** BEGIN Dataset entries **

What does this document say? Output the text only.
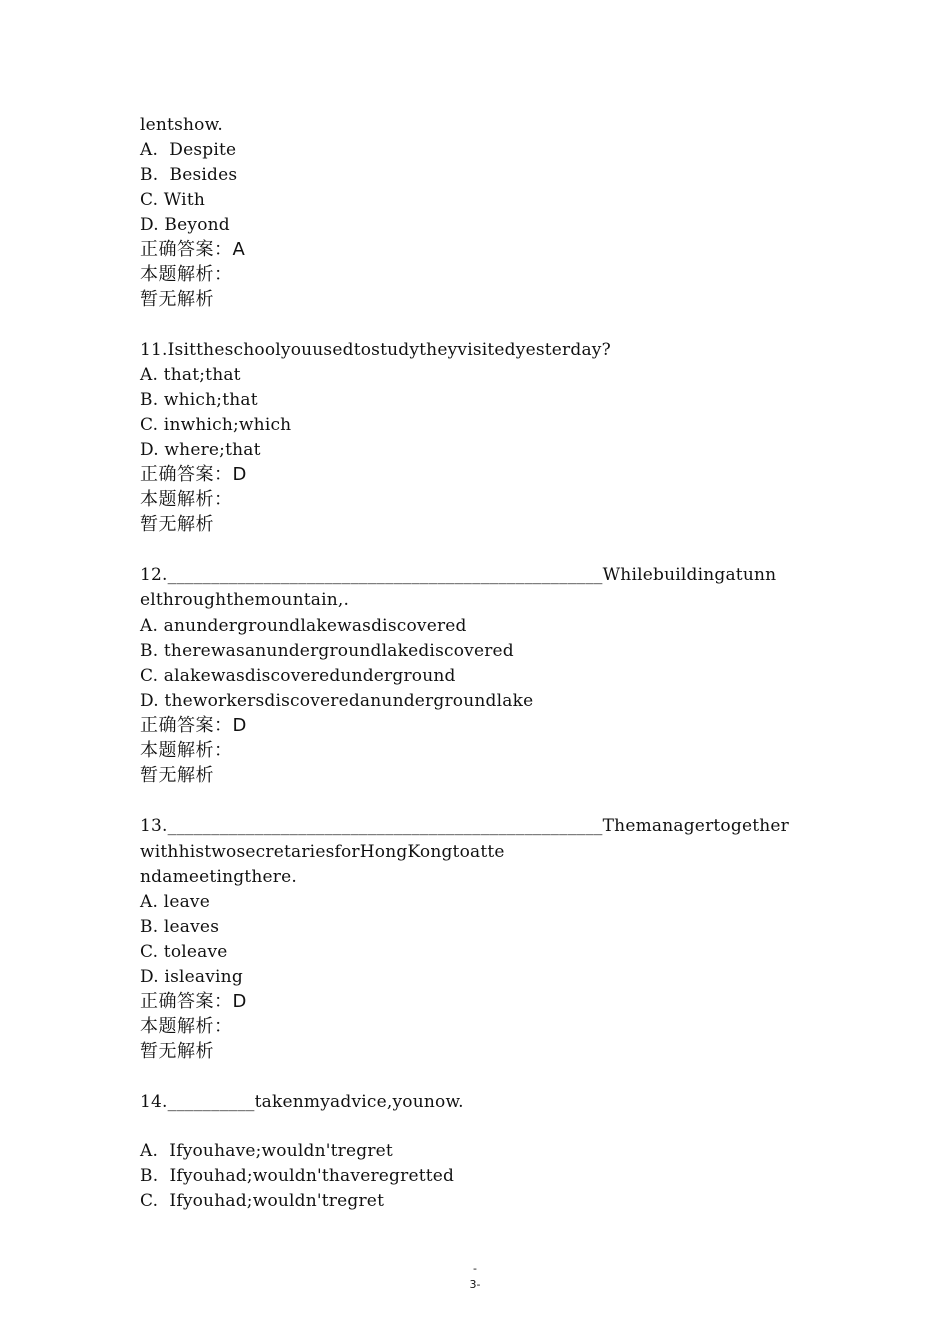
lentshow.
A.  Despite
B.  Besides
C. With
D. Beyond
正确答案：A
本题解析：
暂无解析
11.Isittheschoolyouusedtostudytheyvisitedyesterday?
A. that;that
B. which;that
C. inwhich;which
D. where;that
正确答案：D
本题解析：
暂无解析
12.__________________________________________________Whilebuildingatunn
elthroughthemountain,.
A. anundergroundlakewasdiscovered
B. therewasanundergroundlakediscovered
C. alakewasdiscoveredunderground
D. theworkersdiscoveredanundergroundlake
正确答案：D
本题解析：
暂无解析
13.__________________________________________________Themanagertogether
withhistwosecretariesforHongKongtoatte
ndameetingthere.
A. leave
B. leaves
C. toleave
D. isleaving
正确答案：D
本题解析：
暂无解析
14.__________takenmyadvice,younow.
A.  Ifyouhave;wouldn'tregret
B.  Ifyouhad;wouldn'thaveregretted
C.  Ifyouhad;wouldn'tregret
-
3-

** END Dataset entries **
** BEGIN Dataset entries **

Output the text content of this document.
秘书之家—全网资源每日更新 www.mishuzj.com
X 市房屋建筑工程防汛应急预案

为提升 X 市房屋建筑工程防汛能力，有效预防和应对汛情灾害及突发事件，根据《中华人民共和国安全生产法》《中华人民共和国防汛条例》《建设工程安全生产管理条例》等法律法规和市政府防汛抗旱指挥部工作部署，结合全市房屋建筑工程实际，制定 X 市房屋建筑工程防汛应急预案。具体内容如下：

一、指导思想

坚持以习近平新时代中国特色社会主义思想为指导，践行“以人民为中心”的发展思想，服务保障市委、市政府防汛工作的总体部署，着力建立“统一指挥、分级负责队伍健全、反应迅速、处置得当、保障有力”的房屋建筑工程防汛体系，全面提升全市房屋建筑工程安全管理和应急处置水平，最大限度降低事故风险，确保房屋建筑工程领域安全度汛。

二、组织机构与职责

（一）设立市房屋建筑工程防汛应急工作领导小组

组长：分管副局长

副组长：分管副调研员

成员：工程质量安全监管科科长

** END Dataset entries **

Given instruction
Tally the lines of the preceding listing in which the word "document" appears; state nothing but the total.

Complete output
2